■ What to work on:
Copy each line of the entries beneath that contains the word "ylabel".

Figure record extracts:
BEGIN

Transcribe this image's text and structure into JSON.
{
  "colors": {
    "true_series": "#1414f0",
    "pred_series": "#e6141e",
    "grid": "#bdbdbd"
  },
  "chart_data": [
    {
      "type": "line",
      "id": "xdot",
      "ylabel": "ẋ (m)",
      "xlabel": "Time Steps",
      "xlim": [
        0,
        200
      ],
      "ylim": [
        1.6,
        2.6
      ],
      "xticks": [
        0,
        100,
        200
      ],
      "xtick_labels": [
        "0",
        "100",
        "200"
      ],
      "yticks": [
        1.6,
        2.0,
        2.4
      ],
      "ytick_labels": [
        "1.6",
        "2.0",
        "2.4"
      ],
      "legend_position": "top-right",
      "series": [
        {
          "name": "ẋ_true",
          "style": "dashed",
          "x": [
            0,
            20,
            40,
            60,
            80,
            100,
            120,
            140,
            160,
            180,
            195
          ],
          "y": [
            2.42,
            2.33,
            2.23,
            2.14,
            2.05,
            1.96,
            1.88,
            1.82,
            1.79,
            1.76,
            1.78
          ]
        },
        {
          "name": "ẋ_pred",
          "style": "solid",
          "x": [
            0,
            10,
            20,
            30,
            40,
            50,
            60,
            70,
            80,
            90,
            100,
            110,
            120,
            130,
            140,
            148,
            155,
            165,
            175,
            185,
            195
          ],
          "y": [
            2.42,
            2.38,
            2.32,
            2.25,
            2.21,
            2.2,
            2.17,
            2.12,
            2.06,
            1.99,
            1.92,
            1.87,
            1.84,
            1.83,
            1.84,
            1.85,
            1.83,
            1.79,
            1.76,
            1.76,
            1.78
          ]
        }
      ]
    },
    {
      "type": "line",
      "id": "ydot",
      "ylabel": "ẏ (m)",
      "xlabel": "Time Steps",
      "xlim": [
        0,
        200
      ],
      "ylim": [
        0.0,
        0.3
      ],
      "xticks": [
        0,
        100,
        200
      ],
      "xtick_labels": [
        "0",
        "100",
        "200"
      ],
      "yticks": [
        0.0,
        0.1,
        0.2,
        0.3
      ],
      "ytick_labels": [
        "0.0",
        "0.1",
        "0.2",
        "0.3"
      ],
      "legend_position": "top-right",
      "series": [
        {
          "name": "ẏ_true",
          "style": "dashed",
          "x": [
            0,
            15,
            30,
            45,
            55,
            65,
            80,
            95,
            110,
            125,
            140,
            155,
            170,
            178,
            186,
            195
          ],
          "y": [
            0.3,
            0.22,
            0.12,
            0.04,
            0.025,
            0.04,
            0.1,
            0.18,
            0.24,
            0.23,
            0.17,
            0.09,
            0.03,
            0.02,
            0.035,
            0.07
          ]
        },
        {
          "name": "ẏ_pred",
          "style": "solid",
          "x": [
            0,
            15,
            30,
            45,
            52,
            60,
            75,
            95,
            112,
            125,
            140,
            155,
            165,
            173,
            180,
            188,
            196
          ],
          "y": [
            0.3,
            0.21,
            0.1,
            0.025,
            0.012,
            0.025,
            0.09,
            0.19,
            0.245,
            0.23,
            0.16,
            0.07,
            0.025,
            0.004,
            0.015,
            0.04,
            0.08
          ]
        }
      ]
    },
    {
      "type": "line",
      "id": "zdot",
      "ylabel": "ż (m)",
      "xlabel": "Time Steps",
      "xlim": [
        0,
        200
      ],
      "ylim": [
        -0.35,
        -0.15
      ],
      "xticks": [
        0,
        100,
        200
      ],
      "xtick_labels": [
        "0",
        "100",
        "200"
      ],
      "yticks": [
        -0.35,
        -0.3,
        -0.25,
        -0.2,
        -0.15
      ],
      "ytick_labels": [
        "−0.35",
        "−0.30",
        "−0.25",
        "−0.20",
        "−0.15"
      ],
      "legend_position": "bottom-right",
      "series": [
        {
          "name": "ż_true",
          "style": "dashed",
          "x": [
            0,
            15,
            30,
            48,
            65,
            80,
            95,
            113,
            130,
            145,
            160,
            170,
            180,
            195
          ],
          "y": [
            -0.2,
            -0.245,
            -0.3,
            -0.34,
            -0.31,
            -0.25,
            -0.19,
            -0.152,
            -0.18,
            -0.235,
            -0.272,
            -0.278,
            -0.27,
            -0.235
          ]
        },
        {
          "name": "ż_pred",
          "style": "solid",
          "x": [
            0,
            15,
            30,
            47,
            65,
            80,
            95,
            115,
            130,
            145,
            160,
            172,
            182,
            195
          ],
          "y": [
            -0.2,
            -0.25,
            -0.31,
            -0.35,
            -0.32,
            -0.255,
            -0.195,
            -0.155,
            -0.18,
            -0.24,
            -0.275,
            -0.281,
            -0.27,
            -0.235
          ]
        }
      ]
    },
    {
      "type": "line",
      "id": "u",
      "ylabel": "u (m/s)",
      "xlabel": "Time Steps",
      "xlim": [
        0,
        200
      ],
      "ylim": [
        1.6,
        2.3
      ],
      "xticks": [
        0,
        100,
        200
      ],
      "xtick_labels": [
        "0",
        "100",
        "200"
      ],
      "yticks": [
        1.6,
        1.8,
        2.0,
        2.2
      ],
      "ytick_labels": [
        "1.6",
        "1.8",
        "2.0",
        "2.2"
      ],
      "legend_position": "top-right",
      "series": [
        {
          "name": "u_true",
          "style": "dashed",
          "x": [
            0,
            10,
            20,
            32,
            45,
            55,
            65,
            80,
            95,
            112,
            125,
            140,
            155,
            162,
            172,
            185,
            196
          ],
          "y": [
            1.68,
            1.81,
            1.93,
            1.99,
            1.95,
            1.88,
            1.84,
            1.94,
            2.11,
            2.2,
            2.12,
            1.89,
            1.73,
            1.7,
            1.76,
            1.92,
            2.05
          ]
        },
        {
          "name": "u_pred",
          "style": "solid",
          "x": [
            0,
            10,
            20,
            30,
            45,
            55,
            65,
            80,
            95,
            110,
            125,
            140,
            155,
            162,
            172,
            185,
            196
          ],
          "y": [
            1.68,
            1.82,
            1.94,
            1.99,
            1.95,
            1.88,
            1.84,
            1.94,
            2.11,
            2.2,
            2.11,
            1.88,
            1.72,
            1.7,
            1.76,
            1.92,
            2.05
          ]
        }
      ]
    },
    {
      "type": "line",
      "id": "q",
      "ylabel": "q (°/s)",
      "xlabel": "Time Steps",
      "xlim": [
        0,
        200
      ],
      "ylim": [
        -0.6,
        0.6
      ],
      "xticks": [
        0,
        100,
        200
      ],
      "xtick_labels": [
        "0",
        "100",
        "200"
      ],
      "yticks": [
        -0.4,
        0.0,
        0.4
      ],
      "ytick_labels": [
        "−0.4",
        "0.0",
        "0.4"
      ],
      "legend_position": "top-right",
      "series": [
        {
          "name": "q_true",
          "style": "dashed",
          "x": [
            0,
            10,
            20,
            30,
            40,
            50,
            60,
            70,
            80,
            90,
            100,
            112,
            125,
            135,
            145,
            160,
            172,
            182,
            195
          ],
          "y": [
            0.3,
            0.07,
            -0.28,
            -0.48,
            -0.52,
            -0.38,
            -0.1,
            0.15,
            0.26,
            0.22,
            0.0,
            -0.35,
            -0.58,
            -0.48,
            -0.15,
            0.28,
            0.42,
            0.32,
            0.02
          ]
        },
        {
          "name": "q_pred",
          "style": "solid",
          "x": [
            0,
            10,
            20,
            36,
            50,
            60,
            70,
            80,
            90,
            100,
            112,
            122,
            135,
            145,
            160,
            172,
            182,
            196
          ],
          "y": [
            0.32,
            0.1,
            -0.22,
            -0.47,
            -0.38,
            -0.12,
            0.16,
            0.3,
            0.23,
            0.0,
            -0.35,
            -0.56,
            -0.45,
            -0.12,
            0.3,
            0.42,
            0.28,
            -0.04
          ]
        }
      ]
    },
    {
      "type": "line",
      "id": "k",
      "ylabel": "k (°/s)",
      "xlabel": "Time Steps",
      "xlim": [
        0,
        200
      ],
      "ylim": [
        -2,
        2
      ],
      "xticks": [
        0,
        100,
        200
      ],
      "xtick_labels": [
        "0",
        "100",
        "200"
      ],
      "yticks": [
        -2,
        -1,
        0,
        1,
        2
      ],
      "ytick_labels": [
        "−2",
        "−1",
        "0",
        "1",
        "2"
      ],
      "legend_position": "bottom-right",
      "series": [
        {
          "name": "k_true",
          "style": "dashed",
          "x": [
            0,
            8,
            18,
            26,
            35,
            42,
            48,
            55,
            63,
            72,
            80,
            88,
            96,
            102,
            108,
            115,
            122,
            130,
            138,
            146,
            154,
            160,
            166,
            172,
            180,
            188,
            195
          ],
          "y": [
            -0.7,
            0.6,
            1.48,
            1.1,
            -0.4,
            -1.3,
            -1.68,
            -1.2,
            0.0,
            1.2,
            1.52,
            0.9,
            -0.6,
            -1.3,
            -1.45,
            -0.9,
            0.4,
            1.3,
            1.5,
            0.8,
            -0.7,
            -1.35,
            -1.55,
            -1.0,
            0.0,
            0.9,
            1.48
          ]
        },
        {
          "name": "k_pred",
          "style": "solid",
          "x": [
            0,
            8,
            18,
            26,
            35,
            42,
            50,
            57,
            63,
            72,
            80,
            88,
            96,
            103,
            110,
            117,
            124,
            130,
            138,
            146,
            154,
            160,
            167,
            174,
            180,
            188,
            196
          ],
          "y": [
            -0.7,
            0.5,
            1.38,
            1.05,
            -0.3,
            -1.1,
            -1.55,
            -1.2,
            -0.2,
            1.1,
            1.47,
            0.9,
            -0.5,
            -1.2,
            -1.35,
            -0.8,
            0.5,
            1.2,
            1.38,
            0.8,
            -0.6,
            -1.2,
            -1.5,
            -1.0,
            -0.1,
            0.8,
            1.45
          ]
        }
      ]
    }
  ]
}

END

■ The answer:
      "ylabel": "ẋ (m)",
      "ylabel": "ẏ (m)",
      "ylabel": "ż (m)",
      "ylabel": "u (m/s)",
      "ylabel": "q (°/s)",
      "ylabel": "k (°/s)",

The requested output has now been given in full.